(Extracted data entries)

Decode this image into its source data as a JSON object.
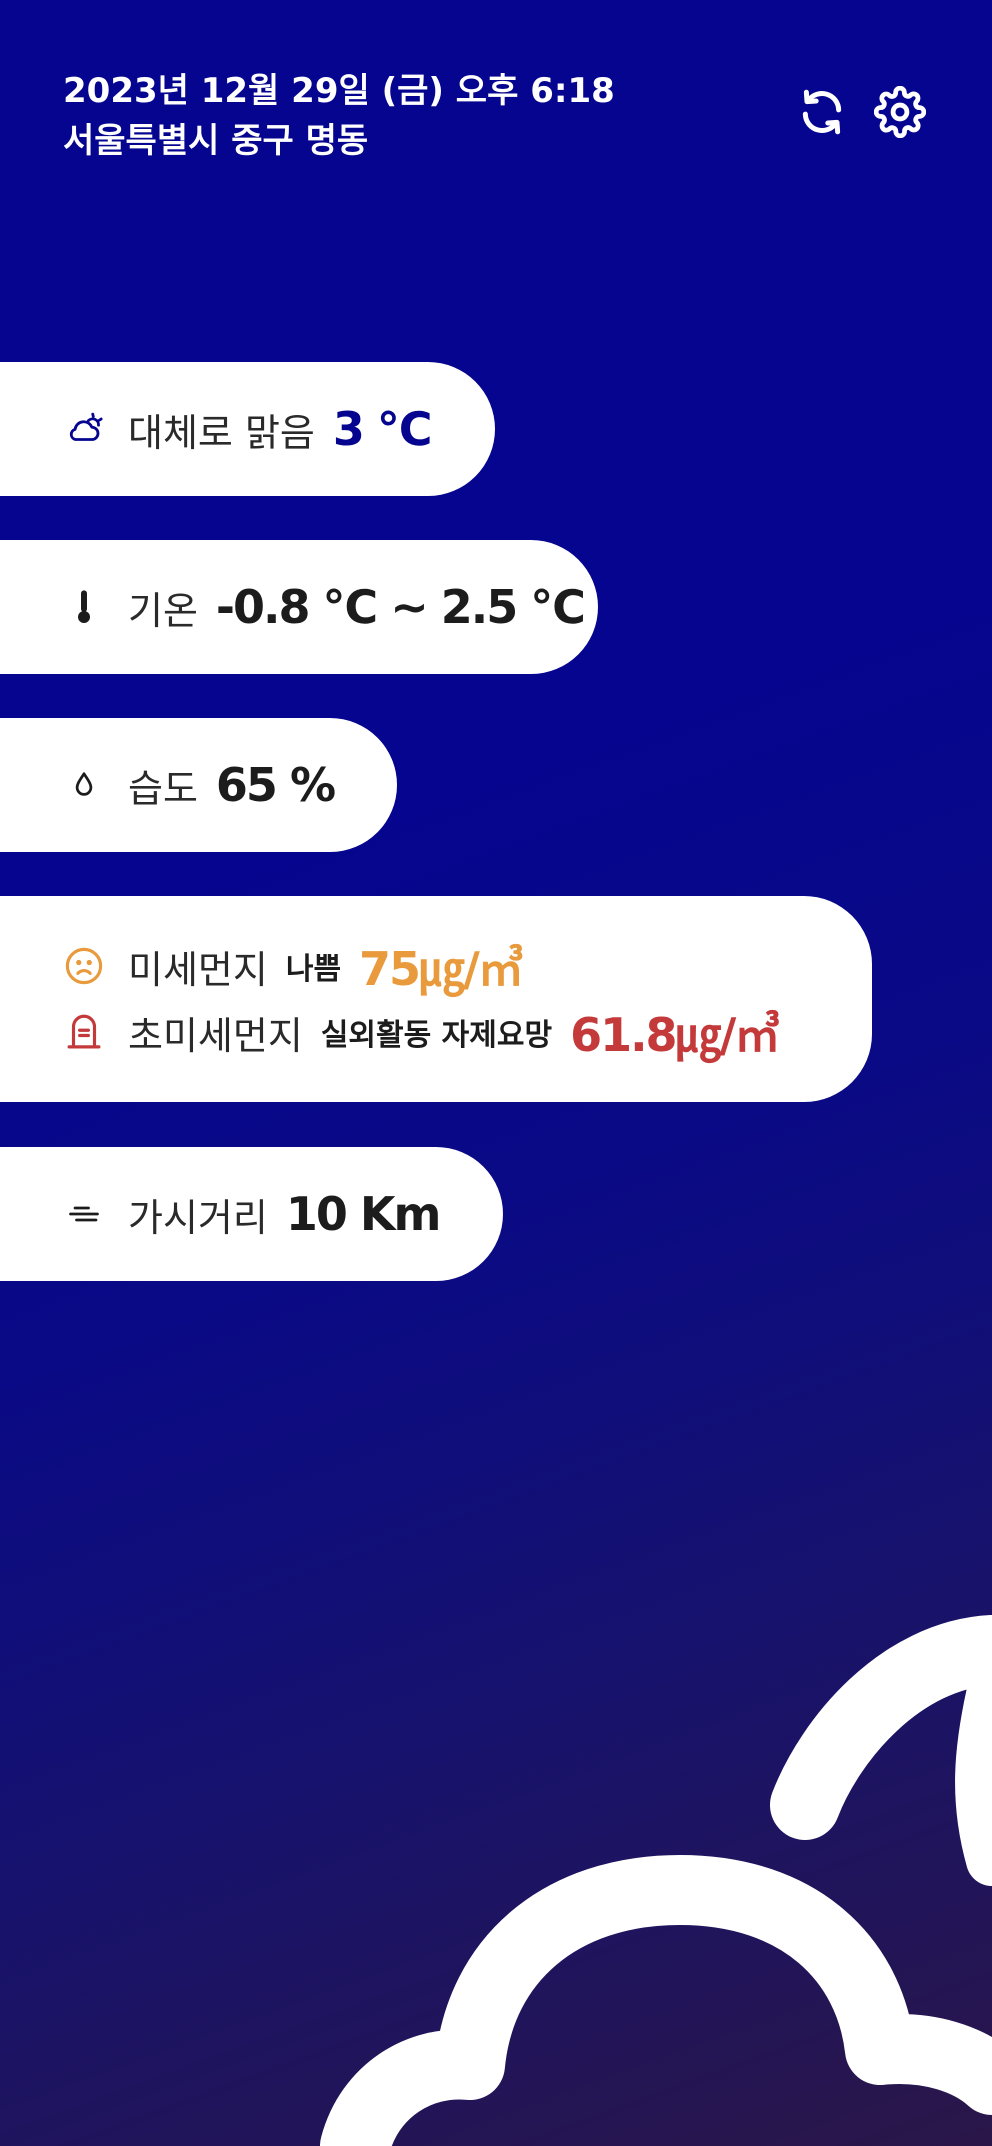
{
  "header": {
    "datetime": "2023년 12월 29일 (금) 오후 6:18",
    "location": "서울특별시 중구 명동"
  },
  "icons": {
    "refresh": "refresh-icon",
    "settings": "gear-icon"
  },
  "condition": {
    "icon": "partly-cloudy-icon",
    "label": "대체로 맑음",
    "temp": "3 ℃"
  },
  "temperature": {
    "icon": "thermometer-icon",
    "label": "기온",
    "range": "-0.8 ℃ ~ 2.5 ℃"
  },
  "humidity": {
    "icon": "droplet-icon",
    "label": "습도",
    "value": "65 %"
  },
  "fine_dust": {
    "icon": "sad-face-icon",
    "label": "미세먼지",
    "status": "나쁨",
    "value": "75㎍/㎥",
    "color": "#e89a3c"
  },
  "ultrafine_dust": {
    "icon": "tombstone-icon",
    "label": "초미세먼지",
    "status": "실외활동 자제요망",
    "value": "61.8㎍/㎥",
    "color": "#c43a3a"
  },
  "visibility": {
    "icon": "wind-lines-icon",
    "label": "가시거리",
    "value": "10 Km"
  },
  "colors": {
    "background": "#05058f",
    "card": "#ffffff",
    "accent_blue": "#05058f"
  }
}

INSTRUCTION: Say how many lines hold the word "value", giving the number and nothing else.

RESULT OF THE EXERCISE: 4